## START LISTED ENTRIES

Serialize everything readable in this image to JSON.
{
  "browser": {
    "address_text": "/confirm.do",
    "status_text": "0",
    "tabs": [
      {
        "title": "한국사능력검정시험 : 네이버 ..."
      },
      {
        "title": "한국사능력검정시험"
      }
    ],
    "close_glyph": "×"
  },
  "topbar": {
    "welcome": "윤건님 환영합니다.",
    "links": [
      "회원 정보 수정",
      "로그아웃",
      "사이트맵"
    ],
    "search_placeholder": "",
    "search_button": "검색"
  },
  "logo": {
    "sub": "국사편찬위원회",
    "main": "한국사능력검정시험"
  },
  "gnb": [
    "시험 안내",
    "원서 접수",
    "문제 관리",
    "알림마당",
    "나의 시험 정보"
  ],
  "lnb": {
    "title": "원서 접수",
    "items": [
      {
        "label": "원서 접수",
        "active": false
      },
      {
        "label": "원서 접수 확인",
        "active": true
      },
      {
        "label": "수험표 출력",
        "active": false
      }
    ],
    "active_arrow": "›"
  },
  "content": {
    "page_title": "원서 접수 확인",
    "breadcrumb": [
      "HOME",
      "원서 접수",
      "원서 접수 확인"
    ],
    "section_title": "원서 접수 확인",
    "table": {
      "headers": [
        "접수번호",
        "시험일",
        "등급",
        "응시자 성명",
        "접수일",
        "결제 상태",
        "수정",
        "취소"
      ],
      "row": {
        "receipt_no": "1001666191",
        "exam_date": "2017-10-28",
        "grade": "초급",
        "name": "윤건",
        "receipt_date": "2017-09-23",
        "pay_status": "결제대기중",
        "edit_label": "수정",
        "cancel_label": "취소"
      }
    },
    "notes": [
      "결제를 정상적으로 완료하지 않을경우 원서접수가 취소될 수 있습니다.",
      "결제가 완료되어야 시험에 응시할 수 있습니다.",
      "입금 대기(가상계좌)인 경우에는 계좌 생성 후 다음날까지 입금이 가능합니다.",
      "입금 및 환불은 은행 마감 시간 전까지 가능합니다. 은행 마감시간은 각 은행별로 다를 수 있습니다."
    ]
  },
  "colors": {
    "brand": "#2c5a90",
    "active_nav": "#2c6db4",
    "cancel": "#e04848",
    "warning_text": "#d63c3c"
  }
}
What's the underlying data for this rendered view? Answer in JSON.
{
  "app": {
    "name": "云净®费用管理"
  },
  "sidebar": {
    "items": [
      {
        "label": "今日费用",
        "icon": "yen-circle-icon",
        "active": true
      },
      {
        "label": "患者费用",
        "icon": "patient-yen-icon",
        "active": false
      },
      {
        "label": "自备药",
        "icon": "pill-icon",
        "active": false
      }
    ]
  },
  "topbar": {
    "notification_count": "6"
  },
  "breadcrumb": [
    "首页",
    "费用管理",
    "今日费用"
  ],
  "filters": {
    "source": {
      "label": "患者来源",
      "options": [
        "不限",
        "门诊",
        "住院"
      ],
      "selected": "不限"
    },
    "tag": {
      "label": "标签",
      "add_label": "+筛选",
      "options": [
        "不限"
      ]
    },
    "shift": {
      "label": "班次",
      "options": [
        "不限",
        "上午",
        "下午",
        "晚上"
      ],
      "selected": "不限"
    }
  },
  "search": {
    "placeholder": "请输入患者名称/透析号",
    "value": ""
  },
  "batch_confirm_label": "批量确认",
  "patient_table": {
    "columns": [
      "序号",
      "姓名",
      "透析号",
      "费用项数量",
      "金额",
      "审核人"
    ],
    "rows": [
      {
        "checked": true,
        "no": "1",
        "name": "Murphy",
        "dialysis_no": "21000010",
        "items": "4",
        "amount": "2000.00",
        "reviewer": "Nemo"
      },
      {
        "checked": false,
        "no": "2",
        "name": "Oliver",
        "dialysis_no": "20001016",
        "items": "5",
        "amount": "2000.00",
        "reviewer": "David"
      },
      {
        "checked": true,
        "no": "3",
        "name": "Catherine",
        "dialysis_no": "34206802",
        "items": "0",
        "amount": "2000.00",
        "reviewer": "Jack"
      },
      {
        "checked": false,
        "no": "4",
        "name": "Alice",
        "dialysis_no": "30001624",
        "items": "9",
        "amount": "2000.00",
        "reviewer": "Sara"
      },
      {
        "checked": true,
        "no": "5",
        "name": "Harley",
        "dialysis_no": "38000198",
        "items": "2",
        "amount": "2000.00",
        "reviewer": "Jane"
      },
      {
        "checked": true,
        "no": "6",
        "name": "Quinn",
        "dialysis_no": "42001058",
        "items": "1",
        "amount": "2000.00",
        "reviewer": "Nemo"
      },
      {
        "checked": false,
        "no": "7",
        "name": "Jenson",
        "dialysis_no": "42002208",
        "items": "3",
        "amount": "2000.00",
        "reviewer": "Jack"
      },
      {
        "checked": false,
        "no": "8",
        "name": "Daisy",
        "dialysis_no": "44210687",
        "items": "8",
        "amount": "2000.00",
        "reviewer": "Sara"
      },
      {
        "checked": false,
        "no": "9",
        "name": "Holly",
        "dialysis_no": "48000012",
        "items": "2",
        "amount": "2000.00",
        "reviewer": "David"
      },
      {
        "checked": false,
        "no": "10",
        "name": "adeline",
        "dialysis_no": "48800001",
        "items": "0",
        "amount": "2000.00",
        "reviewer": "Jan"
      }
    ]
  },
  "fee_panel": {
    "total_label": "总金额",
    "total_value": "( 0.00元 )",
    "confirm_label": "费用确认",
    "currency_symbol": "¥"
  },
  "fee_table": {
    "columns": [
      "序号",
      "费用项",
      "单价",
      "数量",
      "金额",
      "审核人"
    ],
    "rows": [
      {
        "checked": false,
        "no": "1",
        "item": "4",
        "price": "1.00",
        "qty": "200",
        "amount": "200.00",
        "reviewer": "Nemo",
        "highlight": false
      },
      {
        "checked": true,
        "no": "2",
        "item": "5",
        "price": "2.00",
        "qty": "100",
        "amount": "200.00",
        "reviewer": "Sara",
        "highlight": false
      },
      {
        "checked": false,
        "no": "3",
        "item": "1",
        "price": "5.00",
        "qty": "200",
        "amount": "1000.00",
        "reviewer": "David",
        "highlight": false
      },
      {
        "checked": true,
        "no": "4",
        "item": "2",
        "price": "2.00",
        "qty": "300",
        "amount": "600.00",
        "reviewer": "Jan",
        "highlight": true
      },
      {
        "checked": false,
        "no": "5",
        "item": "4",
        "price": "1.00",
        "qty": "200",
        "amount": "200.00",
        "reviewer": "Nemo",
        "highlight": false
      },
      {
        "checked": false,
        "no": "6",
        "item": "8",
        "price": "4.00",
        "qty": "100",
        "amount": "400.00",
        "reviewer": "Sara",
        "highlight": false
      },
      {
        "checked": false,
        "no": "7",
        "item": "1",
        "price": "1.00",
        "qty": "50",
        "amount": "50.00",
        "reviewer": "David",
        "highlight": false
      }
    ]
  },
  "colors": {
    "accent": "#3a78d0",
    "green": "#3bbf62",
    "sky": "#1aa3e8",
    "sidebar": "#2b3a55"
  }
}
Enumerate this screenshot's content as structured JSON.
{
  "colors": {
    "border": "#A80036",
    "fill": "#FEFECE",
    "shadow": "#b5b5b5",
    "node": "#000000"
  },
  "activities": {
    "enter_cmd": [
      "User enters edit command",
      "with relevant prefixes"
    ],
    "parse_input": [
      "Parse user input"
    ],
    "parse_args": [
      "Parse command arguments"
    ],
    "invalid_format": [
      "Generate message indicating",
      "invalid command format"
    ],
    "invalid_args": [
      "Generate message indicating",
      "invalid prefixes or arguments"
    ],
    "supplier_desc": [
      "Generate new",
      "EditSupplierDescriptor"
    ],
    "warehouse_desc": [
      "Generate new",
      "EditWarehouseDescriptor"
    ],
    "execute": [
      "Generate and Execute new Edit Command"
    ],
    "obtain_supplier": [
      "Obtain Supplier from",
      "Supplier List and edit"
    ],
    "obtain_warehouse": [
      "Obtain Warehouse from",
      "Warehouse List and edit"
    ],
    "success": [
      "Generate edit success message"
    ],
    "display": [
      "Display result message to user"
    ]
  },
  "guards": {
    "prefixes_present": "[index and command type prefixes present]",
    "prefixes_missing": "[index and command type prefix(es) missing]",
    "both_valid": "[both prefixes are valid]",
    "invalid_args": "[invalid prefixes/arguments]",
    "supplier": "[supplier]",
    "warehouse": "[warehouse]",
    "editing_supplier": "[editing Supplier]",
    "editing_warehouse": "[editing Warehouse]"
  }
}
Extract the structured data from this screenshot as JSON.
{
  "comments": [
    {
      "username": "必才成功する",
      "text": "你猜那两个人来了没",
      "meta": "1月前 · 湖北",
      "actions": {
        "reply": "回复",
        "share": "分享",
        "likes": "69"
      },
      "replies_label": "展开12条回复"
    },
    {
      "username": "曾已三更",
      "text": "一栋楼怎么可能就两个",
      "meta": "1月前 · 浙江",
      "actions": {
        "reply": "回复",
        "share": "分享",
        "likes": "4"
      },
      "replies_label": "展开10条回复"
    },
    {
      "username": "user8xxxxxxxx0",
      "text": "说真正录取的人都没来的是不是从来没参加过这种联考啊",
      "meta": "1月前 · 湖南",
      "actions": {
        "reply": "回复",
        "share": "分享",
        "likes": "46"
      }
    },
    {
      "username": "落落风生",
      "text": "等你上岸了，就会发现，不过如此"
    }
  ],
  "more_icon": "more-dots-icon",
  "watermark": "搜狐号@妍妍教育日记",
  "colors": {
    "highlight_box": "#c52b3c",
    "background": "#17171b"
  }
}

## END LISTED ENTRIES

**WHAT THE TASK REQUIRES:**
Exactly how many lines in the data above contain the word "content"? Respond with the number and nothing more.

**COMPLETE ANSWER:**
2